Page excerpt:
»»

In World Brilliance Corp. v. Bethlehem Steel Co., 342 F.2d 362, 364 (2d Cir.1965), the court held that " '[r]evocation' ... [under § 2 of the act] applies only to cases in which the courts will step in and rescind the agreement, for reasons such as fraud, duress, or undue influence."

In Bernalillo County Medical Center Employees' Association Local Union No. 2370 of Southwestern Council of Industrial Workers, United Brotherhood of Carpenters, AFL-CIO v. Cancelosi, 92 N.M. 307, 587 P.2d 960 (1978), the court examined their statute which parallels our Section 7-902(a) and stated:

"Under this Act it is the court's duty to order arbitration where provision for it is clear. Where provision for arbitration is disputed, the court's function is to determine whether there is an agreement to arbitrate and to order arbitration where an agreement to arbitrate is found." Id. at 961; see also School District No. 46, Kane, Cook, and DuPage Counties v. Del Bianco, , 215 N.E.2d 25, 31 (Ill.App.1966); Bel Pre Medical Center, Inc. v. Frederick Contractors, Inc., , 320 A.2d 558 (Md.Ct.Spec.App.1974), aff'd on other grounds, , 334 A.2d 526 (Md.1975).

««

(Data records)
»»

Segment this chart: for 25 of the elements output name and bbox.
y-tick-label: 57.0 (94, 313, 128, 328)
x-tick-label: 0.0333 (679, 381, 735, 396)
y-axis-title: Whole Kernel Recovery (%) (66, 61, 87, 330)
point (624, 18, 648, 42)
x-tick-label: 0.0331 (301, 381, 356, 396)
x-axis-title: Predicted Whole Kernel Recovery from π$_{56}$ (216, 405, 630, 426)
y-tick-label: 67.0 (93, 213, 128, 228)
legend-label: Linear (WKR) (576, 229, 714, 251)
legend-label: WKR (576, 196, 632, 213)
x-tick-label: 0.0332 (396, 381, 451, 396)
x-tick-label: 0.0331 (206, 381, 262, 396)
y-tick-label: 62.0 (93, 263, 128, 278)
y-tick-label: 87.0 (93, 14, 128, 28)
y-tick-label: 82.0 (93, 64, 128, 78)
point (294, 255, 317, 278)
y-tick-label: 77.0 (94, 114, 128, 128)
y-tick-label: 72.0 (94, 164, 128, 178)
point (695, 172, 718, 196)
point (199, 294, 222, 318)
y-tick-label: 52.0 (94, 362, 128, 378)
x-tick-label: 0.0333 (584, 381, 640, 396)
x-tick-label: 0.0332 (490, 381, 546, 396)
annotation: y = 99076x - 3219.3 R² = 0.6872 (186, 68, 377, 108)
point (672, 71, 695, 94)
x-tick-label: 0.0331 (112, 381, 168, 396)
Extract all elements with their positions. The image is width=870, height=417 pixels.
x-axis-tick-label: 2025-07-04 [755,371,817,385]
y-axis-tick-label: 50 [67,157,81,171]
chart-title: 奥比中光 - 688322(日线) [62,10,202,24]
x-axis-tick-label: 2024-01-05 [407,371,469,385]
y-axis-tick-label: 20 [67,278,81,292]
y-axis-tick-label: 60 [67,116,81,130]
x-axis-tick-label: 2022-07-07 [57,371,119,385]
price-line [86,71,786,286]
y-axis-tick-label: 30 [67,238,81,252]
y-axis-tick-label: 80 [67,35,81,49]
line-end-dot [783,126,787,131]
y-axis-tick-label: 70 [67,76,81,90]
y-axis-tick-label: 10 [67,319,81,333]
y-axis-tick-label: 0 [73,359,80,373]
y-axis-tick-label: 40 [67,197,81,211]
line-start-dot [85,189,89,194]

««

Prompt: From the court opinion excerpt above, extract the passage from "In Bernalillo County" up to and including "A.2d 526 (Md.1975).".

Task solution:
In Bernalillo County Medical Center Employees' Association Local Union No. 2370 of Southwestern Council of Industrial Workers, United Brotherhood of Carpenters, AFL-CIO v. Cancelosi, 92 N.M. 307, 587 P.2d 960 (1978), the court examined their statute which parallels our Section 7-902(a) and stated:

"Under this Act it is the court's duty to order arbitration where provision for it is clear. Where provision for arbitration is disputed, the court's function is to determine whether there is an agreement to arbitrate and to order arbitration where an agreement to arbitrate is found." Id. at 961; see also School District No. 46, Kane, Cook, and DuPage Counties v. Del Bianco, , 215 N.E.2d 25, 31 (Ill.App.1966); Bel Pre Medical Center, Inc. v. Frederick Contractors, Inc., , 320 A.2d 558 (Md.Ct.Spec.App.1974), aff'd on other grounds, , 334 A.2d 526 (Md.1975).